▶ _EXERCISE INSTRUCTIONS_
Write out each line that follows exactly as it stands, without the pictures.

# Start of INPUT FOR THIS TASK

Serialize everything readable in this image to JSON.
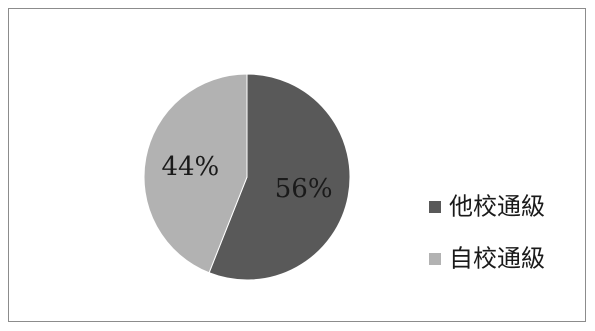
{
  "chart_data": {
    "type": "pie",
    "title": "",
    "slices": [
      {
        "label": "他校通級",
        "value": 56,
        "display": "56%",
        "color": "#595959"
      },
      {
        "label": "自校通級",
        "value": 44,
        "display": "44%",
        "color": "#b2b2b2"
      }
    ],
    "legend_position": "right",
    "start": "top",
    "direction": "clockwise"
  }
}
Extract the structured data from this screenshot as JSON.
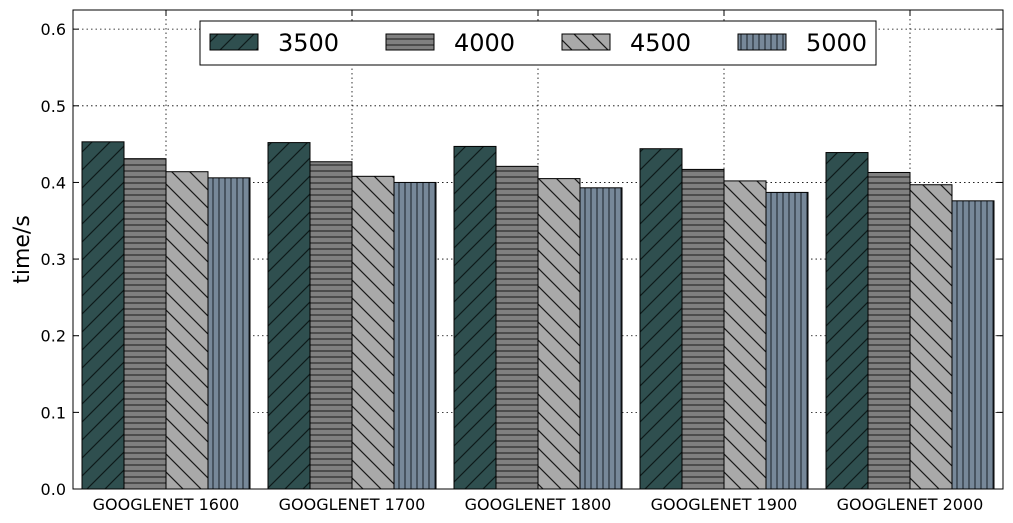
{
  "chart_data": {
    "type": "bar",
    "title": "",
    "xlabel": "",
    "ylabel": "time/s",
    "ylim": [
      0,
      0.625
    ],
    "yticks": [
      "0.0",
      "0.1",
      "0.2",
      "0.3",
      "0.4",
      "0.5",
      "0.6"
    ],
    "grid": true,
    "legend_position": "top-center",
    "categories": [
      "GOOGLENET 1600",
      "GOOGLENET 1700",
      "GOOGLENET 1800",
      "GOOGLENET 1900",
      "GOOGLENET 2000"
    ],
    "series": [
      {
        "name": "3500",
        "values": [
          0.453,
          0.452,
          0.447,
          0.444,
          0.439
        ],
        "color": "#2f4f4f",
        "hatch": "diagonal-forward"
      },
      {
        "name": "4000",
        "values": [
          0.431,
          0.427,
          0.421,
          0.417,
          0.413
        ],
        "color": "#808080",
        "hatch": "horizontal"
      },
      {
        "name": "4500",
        "values": [
          0.414,
          0.408,
          0.405,
          0.402,
          0.397
        ],
        "color": "#a9a9a9",
        "hatch": "diagonal-back"
      },
      {
        "name": "5000",
        "values": [
          0.406,
          0.4,
          0.393,
          0.387,
          0.376
        ],
        "color": "#778899",
        "hatch": "vertical"
      }
    ]
  }
}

# End of INPUT FOR THIS TASK

▶ _REPLY_
Serialize everything readable in this image to JSON.
{
  "chart_data": {
    "type": "pie",
    "title": "",
    "slices": [
      {
        "label": "他校通級",
        "value": 56,
        "display": "56%",
        "color": "#595959"
      },
      {
        "label": "自校通級",
        "value": 44,
        "display": "44%",
        "color": "#b2b2b2"
      }
    ],
    "legend_position": "right",
    "start": "top",
    "direction": "clockwise"
  }
}
Extract the structured data from this screenshot as JSON.
{
  "chart_data": {
    "type": "bar",
    "title": "",
    "xlabel": "",
    "ylabel": "time/s",
    "ylim": [
      0,
      0.625
    ],
    "yticks": [
      "0.0",
      "0.1",
      "0.2",
      "0.3",
      "0.4",
      "0.5",
      "0.6"
    ],
    "grid": true,
    "legend_position": "top-center",
    "categories": [
      "GOOGLENET 1600",
      "GOOGLENET 1700",
      "GOOGLENET 1800",
      "GOOGLENET 1900",
      "GOOGLENET 2000"
    ],
    "series": [
      {
        "name": "3500",
        "values": [
          0.453,
          0.452,
          0.447,
          0.444,
          0.439
        ],
        "color": "#2f4f4f",
        "hatch": "diagonal-forward"
      },
      {
        "name": "4000",
        "values": [
          0.431,
          0.427,
          0.421,
          0.417,
          0.413
        ],
        "color": "#808080",
        "hatch": "horizontal"
      },
      {
        "name": "4500",
        "values": [
          0.414,
          0.408,
          0.405,
          0.402,
          0.397
        ],
        "color": "#a9a9a9",
        "hatch": "diagonal-back"
      },
      {
        "name": "5000",
        "values": [
          0.406,
          0.4,
          0.393,
          0.387,
          0.376
        ],
        "color": "#778899",
        "hatch": "vertical"
      }
    ]
  }
}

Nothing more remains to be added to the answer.